#### Work to complete:
Copy all lines below containing "ylabel".
----------------------------------------
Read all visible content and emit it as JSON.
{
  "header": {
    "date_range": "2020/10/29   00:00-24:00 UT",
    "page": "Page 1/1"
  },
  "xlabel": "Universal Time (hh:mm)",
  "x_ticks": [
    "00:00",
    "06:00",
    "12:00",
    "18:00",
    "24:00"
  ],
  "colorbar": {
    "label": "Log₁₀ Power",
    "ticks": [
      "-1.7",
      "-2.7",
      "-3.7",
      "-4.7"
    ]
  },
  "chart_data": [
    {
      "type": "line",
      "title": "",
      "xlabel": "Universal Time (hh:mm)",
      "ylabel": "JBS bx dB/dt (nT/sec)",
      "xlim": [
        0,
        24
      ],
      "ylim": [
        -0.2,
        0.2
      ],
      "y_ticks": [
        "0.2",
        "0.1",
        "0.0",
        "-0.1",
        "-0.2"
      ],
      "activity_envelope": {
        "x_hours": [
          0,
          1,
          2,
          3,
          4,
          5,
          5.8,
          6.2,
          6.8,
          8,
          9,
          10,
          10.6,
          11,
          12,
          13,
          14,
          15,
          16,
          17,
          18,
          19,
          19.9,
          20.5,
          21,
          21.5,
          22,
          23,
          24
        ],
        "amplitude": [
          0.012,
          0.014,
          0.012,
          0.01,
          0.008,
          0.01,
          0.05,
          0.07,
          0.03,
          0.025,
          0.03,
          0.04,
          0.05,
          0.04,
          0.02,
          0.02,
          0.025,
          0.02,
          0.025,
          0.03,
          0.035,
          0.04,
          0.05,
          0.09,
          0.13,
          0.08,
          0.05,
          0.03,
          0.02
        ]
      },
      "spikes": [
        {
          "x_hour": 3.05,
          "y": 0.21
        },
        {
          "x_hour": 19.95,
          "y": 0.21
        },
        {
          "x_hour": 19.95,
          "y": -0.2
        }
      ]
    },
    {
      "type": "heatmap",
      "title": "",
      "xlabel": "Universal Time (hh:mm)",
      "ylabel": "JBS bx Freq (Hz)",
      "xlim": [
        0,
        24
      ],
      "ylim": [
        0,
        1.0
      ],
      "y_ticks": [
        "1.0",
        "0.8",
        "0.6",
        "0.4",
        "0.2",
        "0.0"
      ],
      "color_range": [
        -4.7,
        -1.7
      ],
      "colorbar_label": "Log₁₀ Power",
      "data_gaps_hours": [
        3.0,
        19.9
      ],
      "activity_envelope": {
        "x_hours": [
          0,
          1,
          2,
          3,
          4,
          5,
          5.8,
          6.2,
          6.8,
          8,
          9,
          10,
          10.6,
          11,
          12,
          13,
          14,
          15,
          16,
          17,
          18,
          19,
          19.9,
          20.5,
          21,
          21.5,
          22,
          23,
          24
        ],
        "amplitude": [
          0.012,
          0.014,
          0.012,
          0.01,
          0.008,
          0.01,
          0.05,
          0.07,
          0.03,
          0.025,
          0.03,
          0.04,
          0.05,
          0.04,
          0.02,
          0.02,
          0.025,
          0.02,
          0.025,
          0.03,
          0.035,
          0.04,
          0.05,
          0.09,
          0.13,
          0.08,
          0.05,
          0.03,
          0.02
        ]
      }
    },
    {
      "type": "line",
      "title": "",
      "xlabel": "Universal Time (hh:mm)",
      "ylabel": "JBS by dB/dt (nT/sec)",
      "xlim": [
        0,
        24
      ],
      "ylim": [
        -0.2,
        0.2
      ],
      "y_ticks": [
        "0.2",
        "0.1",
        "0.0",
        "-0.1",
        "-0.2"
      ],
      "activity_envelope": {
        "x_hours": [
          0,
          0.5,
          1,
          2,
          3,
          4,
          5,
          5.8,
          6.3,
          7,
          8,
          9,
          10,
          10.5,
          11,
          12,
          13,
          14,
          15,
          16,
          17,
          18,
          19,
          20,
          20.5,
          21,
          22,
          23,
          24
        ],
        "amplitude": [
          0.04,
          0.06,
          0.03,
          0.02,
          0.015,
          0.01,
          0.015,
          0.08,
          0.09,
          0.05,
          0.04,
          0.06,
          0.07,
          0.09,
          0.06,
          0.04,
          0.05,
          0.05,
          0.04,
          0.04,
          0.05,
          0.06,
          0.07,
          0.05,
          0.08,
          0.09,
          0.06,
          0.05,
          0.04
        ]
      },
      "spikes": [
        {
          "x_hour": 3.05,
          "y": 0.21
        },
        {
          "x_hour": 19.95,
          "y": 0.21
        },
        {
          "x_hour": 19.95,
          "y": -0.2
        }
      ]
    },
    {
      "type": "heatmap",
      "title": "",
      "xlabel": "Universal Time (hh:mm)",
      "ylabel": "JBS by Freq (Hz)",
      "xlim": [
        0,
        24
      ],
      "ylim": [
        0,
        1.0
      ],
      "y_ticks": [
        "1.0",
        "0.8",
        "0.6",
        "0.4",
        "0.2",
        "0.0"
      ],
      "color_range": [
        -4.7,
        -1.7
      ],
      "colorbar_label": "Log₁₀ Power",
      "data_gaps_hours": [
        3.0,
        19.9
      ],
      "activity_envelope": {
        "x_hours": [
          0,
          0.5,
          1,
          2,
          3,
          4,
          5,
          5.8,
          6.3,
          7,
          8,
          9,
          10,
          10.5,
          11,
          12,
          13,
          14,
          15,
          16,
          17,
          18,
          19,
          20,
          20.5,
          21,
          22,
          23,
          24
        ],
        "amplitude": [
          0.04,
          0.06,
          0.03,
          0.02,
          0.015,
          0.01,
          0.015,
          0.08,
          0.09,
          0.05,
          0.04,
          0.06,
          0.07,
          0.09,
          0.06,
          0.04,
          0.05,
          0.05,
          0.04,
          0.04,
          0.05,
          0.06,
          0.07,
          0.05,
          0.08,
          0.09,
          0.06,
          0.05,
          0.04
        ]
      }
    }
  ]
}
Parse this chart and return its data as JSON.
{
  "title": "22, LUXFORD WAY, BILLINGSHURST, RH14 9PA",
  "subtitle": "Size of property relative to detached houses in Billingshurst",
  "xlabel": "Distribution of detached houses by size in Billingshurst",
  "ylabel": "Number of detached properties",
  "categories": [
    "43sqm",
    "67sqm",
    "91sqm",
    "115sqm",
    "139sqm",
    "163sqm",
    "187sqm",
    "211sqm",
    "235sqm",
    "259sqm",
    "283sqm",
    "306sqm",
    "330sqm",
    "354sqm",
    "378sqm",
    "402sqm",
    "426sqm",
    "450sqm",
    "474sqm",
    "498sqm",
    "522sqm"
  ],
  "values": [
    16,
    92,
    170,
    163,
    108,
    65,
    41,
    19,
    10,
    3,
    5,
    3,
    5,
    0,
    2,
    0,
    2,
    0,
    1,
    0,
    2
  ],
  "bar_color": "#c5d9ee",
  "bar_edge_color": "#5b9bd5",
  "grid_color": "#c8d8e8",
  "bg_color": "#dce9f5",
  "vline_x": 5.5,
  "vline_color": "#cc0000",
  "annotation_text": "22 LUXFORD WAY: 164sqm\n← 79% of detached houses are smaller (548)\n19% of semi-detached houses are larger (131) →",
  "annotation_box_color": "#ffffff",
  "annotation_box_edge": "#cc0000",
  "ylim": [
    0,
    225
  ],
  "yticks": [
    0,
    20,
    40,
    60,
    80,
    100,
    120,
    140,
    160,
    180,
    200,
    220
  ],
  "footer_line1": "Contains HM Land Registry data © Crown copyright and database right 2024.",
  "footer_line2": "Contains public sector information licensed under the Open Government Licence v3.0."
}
----------------------------------------
#### Answer in full:
      "ylabel": "JBS bx dB/dt (nT/sec)",
      "ylabel": "JBS bx Freq (Hz)",
      "ylabel": "JBS by dB/dt (nT/sec)",
      "ylabel": "JBS by Freq (Hz)",
  "ylabel": "Number of detached properties",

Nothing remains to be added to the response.